**Problem:**
Return every line from the records below that has the word "show".

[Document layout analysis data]
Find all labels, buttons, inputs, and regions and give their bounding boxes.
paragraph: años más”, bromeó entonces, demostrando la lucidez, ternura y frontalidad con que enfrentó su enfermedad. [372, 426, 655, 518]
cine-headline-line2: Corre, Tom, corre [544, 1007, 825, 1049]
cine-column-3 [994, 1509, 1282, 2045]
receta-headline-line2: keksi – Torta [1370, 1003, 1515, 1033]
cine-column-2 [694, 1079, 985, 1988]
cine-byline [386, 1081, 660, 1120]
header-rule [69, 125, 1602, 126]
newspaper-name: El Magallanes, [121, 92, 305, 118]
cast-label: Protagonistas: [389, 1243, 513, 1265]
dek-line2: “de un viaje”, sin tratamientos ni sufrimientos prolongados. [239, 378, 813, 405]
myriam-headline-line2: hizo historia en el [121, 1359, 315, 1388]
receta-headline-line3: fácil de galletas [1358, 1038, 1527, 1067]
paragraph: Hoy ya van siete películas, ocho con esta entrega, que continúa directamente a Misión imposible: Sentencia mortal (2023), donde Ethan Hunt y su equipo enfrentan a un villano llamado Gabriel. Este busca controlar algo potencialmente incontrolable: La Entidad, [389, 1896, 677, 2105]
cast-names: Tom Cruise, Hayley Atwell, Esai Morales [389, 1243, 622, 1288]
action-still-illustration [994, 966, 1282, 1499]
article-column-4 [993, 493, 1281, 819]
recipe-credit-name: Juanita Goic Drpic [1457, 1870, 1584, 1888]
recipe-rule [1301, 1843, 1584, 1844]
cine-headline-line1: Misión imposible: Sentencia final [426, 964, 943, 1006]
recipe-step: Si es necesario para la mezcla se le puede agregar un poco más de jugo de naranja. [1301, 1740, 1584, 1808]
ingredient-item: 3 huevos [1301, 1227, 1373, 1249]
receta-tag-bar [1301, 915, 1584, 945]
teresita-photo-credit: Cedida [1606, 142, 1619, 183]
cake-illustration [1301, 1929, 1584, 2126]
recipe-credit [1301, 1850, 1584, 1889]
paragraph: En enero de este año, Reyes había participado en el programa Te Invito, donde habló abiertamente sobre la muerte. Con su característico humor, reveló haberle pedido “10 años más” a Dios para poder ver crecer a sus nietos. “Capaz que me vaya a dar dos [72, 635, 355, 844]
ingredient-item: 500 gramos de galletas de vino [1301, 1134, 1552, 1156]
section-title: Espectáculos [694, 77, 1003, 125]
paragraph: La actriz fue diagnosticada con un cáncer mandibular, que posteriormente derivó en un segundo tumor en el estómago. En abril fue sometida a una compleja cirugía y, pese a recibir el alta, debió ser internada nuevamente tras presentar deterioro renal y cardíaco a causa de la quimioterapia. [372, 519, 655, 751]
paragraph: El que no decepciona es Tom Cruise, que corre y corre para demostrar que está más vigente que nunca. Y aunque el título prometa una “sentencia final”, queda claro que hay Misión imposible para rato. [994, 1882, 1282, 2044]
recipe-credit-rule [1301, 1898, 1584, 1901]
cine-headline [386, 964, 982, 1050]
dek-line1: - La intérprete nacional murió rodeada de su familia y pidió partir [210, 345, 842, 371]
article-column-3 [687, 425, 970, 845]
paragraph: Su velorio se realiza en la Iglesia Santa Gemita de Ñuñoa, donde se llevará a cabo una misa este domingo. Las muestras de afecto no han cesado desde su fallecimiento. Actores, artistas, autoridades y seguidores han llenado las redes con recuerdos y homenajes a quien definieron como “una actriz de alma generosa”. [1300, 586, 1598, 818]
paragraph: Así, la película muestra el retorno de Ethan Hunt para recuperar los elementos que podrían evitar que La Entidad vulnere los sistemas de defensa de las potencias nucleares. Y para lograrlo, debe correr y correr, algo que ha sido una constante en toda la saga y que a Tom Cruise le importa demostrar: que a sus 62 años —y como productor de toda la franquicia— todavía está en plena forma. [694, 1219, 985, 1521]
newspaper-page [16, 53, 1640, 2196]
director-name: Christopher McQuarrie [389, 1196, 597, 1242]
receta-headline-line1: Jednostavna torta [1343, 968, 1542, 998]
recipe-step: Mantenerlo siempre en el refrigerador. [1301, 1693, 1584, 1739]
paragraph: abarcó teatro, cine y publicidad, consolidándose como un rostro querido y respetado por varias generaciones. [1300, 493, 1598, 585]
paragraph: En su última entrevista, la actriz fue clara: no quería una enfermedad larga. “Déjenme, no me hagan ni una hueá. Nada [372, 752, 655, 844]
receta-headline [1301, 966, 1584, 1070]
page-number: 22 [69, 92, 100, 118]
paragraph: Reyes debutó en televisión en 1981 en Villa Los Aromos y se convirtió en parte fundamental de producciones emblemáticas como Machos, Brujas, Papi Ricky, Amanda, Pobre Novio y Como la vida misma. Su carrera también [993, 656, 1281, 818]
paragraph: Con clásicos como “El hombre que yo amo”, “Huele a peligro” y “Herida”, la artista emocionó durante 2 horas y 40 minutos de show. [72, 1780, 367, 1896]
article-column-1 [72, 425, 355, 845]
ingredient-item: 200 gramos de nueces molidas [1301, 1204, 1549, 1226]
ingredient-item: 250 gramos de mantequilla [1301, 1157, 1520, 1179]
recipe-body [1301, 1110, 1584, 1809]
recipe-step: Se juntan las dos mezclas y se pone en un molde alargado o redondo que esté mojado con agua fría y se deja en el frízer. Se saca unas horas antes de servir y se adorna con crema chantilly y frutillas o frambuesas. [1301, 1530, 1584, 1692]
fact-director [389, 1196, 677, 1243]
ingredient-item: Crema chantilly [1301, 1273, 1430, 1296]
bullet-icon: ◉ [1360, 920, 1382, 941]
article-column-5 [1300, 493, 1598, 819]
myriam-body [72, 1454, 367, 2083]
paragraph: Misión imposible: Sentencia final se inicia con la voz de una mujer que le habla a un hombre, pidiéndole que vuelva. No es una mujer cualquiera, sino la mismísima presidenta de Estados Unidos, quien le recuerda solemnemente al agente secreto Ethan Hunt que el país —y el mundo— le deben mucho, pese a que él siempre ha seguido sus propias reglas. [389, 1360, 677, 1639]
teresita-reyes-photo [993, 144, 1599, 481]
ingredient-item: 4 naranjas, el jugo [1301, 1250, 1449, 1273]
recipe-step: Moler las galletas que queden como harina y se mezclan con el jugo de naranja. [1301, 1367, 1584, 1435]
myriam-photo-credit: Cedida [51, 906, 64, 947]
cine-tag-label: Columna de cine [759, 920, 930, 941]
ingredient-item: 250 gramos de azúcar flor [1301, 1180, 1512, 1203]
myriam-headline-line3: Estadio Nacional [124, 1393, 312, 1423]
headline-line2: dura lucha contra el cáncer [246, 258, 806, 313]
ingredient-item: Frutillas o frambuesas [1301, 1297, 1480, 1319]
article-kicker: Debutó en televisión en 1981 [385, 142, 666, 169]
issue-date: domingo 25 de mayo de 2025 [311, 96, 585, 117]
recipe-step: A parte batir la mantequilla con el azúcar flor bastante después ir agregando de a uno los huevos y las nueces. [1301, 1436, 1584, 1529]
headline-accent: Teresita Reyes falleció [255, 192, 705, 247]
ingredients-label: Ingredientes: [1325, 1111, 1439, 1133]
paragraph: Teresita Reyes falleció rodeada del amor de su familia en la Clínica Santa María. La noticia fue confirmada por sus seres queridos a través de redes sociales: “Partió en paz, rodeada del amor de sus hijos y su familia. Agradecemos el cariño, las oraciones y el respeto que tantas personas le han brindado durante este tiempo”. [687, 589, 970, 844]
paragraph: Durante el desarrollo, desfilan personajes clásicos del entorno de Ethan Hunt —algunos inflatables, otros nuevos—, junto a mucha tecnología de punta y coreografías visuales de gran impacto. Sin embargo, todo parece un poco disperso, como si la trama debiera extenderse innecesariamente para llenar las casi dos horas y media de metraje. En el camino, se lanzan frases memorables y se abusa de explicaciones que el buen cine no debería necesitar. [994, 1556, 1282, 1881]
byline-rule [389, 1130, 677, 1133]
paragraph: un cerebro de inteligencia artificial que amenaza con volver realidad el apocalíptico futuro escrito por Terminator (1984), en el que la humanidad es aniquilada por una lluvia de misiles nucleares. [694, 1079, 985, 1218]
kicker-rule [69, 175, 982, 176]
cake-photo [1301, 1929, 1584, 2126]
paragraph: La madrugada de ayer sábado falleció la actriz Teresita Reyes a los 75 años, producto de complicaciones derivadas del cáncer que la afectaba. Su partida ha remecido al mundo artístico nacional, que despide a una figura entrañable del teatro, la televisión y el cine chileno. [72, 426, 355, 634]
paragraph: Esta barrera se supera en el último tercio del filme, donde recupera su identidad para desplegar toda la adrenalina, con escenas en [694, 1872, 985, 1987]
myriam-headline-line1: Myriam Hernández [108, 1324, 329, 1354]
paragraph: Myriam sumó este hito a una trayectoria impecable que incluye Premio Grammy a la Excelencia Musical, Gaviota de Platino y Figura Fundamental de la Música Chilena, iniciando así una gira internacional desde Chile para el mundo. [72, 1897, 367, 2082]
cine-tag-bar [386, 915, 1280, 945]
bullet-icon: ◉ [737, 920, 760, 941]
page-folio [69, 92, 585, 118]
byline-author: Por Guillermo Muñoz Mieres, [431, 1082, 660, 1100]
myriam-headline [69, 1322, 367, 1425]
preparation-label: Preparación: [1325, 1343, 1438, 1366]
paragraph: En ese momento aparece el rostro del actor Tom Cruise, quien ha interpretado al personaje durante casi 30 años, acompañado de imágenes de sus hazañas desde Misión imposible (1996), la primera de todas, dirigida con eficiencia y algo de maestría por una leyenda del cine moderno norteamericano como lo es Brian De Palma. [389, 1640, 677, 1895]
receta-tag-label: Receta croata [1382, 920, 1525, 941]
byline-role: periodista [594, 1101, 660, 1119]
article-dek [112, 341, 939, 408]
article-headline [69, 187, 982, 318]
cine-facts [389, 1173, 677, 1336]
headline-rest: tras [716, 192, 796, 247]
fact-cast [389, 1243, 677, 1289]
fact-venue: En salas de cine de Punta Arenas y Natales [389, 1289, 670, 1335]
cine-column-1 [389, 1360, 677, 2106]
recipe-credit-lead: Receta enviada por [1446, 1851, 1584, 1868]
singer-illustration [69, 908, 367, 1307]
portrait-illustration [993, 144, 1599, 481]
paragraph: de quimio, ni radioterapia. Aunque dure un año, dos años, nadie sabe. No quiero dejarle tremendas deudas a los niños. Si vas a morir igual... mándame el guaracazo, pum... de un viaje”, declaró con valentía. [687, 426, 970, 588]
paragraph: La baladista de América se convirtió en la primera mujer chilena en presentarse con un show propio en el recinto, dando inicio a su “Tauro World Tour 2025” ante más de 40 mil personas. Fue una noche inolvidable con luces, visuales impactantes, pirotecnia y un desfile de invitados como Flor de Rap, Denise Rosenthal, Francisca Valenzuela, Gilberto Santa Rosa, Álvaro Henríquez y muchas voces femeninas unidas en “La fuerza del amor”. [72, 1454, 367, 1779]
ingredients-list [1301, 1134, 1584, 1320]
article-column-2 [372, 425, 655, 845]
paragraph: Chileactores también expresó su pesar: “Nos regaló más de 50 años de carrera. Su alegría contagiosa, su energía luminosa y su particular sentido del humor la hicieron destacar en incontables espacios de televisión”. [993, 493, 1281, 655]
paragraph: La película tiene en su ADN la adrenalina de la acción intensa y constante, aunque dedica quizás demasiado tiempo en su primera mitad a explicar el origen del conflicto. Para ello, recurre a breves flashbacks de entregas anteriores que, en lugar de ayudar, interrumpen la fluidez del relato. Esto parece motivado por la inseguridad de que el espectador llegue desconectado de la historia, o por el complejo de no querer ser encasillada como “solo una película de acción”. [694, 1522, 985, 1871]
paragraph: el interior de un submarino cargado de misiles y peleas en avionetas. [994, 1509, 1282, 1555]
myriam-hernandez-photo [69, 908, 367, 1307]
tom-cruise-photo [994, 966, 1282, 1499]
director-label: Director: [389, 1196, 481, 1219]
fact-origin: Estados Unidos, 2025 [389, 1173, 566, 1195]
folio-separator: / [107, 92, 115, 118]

**Response to the exercise:**
paragraph: Con clásicos como “El hombre que yo amo”, “Huele a peligro” y “Herida”, la artista emocionó durante 2 horas y 40 minutos de show. [72, 1780, 367, 1896]
paragraph: La baladista de América se convirtió en la primera mujer chilena en presentarse con un show propio en el recinto, dando inicio a su “Tauro World Tour 2025” ante más de 40 mil personas. Fue una noche inolvidable con luces, visuales impactantes, pirotecnia y un desfile de invitados como Flor de Rap, Denise Rosenthal, Francisca Valenzuela, Gilberto Santa Rosa, Álvaro Henríquez y muchas voces femeninas unidas en “La fuerza del amor”. [72, 1454, 367, 1779]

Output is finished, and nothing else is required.